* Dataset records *
◇ ◇ ◇ ◇ ◇
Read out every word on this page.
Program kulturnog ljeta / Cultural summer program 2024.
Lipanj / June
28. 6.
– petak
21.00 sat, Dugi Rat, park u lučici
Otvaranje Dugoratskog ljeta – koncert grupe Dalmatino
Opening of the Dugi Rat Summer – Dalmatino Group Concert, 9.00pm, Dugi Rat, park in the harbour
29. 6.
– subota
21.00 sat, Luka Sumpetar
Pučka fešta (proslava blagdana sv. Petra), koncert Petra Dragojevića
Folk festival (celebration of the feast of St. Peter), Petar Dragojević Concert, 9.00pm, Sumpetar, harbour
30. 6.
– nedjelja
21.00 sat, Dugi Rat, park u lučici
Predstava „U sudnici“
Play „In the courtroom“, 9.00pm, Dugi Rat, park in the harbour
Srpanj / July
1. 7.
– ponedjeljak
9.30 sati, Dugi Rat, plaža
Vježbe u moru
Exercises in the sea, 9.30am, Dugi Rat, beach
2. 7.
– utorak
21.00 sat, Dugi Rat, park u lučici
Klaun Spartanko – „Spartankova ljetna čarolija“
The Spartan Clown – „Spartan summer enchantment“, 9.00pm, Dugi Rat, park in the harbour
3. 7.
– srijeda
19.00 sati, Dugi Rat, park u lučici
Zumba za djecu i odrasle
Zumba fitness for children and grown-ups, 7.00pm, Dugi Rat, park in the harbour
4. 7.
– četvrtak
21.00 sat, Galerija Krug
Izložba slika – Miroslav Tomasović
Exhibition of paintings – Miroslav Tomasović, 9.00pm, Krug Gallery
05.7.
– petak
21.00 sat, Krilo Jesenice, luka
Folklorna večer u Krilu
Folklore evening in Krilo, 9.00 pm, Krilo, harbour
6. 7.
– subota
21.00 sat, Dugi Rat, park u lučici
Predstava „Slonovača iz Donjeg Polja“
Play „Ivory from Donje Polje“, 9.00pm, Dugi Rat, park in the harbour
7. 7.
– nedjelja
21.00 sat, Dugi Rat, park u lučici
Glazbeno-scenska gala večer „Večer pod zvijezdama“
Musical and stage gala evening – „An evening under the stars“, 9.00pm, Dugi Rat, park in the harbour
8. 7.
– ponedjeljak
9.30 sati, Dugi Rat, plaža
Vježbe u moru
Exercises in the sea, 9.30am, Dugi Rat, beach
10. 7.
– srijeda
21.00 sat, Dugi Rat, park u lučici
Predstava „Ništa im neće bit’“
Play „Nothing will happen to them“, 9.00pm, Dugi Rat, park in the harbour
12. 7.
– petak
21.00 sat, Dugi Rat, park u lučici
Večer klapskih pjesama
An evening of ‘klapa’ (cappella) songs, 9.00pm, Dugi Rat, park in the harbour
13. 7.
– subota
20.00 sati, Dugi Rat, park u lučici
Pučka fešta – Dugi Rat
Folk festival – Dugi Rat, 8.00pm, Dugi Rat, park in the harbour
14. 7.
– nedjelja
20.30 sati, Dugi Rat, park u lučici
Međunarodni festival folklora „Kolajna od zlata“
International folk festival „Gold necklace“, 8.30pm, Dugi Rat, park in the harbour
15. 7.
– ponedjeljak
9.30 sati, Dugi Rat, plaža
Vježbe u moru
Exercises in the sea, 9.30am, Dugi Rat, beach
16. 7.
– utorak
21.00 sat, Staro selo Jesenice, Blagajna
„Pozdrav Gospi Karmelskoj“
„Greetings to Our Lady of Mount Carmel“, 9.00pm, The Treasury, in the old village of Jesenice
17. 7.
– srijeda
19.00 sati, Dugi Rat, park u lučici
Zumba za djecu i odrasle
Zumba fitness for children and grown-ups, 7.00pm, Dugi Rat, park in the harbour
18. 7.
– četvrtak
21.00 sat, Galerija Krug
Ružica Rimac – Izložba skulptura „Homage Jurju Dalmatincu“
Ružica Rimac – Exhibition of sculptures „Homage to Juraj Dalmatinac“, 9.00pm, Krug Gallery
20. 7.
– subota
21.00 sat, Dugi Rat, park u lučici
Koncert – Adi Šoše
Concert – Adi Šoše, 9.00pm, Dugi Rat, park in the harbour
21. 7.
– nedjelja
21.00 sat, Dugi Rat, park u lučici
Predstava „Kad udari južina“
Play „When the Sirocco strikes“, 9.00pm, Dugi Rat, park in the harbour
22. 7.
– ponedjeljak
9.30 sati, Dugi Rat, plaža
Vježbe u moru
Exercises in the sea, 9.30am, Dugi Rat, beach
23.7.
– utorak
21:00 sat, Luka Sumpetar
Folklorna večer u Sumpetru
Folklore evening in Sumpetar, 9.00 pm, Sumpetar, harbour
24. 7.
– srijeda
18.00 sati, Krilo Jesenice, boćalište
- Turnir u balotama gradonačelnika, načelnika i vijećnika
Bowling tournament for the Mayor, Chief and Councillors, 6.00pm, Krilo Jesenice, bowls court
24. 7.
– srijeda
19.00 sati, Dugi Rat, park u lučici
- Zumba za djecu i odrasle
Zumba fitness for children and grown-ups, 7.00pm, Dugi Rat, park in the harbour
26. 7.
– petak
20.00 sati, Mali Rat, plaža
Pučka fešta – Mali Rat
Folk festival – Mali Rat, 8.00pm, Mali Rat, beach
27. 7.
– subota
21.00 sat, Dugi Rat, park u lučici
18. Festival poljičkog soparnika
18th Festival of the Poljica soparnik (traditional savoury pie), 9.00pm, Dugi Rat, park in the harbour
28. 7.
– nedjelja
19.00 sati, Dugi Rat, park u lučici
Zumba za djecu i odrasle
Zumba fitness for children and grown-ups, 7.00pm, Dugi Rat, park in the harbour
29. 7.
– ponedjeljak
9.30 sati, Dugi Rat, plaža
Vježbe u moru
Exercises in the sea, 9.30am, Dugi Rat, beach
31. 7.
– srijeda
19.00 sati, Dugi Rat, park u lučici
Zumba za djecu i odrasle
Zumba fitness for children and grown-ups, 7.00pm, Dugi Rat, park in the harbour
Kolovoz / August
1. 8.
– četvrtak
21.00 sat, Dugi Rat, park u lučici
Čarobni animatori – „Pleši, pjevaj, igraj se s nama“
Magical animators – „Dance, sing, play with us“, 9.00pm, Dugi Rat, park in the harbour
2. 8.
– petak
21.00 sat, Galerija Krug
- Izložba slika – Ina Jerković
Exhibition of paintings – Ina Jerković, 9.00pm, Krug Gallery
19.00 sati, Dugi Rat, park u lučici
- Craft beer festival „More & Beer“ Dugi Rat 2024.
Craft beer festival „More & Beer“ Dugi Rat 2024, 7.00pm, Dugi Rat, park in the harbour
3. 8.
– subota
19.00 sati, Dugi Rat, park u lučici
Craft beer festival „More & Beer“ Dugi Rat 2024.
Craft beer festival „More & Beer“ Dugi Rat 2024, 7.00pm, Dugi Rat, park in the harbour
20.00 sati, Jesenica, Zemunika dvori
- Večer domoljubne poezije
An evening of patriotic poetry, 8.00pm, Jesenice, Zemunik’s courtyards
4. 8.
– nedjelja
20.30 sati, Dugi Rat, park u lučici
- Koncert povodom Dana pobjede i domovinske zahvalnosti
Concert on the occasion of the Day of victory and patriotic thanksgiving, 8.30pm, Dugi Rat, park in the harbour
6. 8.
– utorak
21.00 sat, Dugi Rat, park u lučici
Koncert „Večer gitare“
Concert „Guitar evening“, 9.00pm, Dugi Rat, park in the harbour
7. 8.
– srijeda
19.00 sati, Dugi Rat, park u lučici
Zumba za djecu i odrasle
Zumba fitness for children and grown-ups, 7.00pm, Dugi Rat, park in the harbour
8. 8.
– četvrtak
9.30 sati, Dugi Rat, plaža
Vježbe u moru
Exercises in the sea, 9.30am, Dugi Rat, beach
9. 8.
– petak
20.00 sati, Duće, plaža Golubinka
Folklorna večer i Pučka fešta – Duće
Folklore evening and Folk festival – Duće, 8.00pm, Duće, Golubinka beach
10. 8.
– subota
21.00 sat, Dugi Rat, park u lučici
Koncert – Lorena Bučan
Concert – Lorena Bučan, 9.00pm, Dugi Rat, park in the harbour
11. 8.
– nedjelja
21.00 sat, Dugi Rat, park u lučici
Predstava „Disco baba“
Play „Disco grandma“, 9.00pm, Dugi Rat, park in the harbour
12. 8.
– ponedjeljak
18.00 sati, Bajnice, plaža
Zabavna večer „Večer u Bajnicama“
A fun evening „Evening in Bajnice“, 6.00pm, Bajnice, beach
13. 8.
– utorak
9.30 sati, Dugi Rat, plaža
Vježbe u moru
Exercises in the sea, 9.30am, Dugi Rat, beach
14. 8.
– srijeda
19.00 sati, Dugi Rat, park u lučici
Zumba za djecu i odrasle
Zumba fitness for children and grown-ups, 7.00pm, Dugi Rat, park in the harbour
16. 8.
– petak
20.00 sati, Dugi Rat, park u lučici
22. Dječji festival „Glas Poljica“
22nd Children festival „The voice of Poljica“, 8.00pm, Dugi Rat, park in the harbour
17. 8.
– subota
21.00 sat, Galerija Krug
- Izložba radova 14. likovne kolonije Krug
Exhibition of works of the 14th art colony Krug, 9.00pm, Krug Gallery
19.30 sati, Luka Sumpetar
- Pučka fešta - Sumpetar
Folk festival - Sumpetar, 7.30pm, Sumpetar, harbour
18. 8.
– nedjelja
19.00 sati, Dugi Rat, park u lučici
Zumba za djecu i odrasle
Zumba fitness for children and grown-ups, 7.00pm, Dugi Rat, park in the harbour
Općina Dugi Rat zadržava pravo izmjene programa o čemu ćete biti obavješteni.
◇ ◇ ◇ ◇ ◇
* Problem details *
What is the number of lines containing "Jerković"? Give that number only.

* Complete response *
2